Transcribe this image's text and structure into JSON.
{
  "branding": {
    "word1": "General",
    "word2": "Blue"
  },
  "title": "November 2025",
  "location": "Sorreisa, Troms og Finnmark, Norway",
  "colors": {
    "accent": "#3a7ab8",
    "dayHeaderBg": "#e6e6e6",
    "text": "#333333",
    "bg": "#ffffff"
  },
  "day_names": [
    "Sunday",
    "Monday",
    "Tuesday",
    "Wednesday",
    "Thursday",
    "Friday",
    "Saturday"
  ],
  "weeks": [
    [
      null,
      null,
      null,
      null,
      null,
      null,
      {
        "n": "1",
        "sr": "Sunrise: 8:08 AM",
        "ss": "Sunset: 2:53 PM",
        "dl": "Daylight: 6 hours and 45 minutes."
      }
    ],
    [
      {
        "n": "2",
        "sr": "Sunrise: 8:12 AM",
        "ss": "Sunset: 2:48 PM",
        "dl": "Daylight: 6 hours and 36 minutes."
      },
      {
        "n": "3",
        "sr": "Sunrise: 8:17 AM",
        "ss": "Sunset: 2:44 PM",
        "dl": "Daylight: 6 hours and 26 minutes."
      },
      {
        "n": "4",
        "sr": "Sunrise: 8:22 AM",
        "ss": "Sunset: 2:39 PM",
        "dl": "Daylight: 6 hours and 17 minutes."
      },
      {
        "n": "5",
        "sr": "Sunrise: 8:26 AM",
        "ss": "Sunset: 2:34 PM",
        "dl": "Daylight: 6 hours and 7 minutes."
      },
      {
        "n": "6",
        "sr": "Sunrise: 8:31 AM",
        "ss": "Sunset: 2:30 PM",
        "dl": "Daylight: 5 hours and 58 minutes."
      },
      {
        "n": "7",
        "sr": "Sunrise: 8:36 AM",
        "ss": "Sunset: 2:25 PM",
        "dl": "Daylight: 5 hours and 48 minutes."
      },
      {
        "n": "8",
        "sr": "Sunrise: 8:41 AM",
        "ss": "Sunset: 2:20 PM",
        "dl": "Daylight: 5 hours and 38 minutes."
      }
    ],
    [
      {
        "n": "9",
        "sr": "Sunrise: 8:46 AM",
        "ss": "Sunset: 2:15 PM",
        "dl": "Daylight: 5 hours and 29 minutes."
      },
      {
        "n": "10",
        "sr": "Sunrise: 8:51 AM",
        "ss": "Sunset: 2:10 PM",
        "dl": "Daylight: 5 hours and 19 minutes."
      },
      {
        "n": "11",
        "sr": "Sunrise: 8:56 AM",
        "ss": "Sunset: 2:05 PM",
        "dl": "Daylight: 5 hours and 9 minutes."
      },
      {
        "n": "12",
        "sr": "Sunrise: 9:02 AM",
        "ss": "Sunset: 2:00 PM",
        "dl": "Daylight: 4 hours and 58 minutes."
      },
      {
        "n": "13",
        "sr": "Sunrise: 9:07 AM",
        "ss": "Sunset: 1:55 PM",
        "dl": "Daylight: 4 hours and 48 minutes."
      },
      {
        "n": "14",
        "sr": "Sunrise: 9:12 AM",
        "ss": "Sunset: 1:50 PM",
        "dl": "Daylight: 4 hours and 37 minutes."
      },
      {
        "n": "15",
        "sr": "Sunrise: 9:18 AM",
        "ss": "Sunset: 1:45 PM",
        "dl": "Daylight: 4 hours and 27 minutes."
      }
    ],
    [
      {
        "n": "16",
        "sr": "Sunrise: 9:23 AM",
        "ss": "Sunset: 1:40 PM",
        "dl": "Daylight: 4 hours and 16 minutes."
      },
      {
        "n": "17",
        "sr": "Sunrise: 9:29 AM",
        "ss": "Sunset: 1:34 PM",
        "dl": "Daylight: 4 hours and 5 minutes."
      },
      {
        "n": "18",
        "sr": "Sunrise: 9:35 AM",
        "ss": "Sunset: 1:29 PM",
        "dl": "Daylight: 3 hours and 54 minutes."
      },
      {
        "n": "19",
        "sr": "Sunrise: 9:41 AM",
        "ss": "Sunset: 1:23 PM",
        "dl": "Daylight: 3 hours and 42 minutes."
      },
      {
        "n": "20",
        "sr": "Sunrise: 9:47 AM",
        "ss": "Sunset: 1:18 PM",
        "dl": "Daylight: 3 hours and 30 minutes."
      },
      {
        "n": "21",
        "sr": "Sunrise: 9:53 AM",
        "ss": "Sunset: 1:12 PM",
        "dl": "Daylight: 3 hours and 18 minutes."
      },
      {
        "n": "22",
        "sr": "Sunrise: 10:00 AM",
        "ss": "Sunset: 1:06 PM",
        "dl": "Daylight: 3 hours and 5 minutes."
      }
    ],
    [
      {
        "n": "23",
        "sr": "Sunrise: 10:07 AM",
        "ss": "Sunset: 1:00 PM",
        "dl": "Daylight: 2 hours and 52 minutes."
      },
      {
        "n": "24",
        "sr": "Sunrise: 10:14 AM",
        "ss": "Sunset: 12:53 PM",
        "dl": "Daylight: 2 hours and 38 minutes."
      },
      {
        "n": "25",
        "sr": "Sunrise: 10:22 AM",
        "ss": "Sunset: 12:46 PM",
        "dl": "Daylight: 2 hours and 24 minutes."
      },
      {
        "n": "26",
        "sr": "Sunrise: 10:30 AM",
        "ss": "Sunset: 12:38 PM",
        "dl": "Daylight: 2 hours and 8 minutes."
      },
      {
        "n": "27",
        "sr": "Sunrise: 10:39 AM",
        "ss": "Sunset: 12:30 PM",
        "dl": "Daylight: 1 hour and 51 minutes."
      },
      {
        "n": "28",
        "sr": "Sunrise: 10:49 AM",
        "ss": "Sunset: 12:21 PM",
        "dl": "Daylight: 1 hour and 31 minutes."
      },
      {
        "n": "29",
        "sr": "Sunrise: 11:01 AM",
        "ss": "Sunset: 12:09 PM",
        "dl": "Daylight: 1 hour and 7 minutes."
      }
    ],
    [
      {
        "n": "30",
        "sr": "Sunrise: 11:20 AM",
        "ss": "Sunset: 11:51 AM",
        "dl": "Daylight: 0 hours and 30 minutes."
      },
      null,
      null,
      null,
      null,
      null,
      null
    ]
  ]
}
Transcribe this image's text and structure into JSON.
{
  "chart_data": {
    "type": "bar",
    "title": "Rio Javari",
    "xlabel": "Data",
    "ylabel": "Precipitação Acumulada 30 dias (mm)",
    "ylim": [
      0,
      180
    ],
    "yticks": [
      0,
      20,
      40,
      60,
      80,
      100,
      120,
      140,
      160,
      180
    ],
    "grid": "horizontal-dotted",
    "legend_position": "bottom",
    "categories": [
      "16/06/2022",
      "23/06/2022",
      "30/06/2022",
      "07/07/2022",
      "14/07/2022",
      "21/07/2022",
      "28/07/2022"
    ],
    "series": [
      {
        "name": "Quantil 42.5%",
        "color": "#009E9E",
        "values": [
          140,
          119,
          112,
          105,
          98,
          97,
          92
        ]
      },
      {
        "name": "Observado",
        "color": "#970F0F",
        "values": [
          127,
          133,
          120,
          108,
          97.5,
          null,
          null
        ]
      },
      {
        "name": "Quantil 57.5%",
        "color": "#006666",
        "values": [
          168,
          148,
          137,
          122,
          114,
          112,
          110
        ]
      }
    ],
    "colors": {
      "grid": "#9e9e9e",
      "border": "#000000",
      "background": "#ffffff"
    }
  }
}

^^^^

--- REQUIRED WORK ---
Filter lines by "grid" and return each hit.

--- FULL RESPONSE ---
    "grid": "horizontal-dotted",
      "grid": "#9e9e9e",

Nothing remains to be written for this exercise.